[Region boundary data]
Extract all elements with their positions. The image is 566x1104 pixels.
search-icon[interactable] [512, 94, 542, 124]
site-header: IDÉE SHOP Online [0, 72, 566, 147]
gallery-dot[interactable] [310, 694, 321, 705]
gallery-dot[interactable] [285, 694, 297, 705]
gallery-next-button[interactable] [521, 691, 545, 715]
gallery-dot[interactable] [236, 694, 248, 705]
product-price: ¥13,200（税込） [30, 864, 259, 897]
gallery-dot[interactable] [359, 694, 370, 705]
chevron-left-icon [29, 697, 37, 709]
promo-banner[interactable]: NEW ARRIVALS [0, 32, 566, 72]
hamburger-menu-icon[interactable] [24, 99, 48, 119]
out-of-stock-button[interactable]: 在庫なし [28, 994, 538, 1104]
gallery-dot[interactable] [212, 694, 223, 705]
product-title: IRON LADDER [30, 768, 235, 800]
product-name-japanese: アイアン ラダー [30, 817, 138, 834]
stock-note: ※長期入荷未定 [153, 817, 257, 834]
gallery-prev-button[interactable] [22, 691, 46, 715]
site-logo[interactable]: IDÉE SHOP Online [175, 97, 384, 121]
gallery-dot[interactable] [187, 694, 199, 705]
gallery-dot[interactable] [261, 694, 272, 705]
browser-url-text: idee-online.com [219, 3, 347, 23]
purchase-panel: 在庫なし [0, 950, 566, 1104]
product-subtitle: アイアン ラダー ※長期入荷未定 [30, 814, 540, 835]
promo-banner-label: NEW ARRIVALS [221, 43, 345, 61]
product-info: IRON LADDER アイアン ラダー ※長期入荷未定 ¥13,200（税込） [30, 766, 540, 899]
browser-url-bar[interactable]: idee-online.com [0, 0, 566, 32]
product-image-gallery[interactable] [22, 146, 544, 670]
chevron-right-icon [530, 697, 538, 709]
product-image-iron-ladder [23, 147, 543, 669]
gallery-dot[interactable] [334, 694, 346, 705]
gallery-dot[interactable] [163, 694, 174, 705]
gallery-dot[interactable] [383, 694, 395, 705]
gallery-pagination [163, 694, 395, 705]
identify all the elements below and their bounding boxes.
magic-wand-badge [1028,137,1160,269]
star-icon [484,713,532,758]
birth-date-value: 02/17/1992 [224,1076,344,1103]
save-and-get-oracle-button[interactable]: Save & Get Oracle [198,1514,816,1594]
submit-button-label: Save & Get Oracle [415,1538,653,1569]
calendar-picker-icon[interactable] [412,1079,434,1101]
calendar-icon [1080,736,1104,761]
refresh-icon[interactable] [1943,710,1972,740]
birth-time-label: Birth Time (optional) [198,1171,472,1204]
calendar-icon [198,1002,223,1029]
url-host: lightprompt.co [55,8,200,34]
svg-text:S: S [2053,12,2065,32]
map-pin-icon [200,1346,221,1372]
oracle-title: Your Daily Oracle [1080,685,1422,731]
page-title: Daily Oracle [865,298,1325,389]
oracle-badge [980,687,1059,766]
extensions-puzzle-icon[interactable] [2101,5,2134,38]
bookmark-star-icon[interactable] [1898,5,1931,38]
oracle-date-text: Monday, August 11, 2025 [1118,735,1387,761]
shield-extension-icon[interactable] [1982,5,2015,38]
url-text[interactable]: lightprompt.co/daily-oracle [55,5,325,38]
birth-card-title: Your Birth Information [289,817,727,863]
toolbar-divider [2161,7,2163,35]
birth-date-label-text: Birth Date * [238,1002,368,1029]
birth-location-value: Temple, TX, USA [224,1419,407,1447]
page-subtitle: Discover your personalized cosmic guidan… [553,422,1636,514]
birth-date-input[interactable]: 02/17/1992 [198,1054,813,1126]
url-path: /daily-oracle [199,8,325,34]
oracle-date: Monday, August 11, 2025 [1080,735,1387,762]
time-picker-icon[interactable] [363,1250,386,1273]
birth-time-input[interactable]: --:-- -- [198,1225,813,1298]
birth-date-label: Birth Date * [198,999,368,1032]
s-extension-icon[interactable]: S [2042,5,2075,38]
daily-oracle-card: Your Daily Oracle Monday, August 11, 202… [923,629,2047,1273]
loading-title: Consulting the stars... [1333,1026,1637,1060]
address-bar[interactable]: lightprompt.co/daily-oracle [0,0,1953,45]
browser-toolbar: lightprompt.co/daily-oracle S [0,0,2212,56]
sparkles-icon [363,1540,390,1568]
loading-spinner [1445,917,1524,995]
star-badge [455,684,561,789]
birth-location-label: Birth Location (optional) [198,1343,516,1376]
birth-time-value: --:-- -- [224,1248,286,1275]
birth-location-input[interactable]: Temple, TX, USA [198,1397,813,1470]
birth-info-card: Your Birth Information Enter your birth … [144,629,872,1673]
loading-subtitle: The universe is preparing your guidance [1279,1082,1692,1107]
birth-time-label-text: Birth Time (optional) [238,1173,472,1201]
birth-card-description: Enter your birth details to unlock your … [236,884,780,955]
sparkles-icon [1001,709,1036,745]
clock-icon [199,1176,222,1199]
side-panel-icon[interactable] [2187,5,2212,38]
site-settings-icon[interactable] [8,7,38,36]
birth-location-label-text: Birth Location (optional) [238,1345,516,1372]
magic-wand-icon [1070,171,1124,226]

- [INSTRUCTIONS FOR THE TASK]:
Filter the rows above, keeping every line that contains the string "calendar". Treat uppercase and lowercase letters as different when matching.

- [RESULT OF THIS TASK]:
calendar-picker-icon[interactable] [412,1079,434,1101]
calendar-icon [1080,736,1104,761]
calendar-icon [198,1002,223,1029]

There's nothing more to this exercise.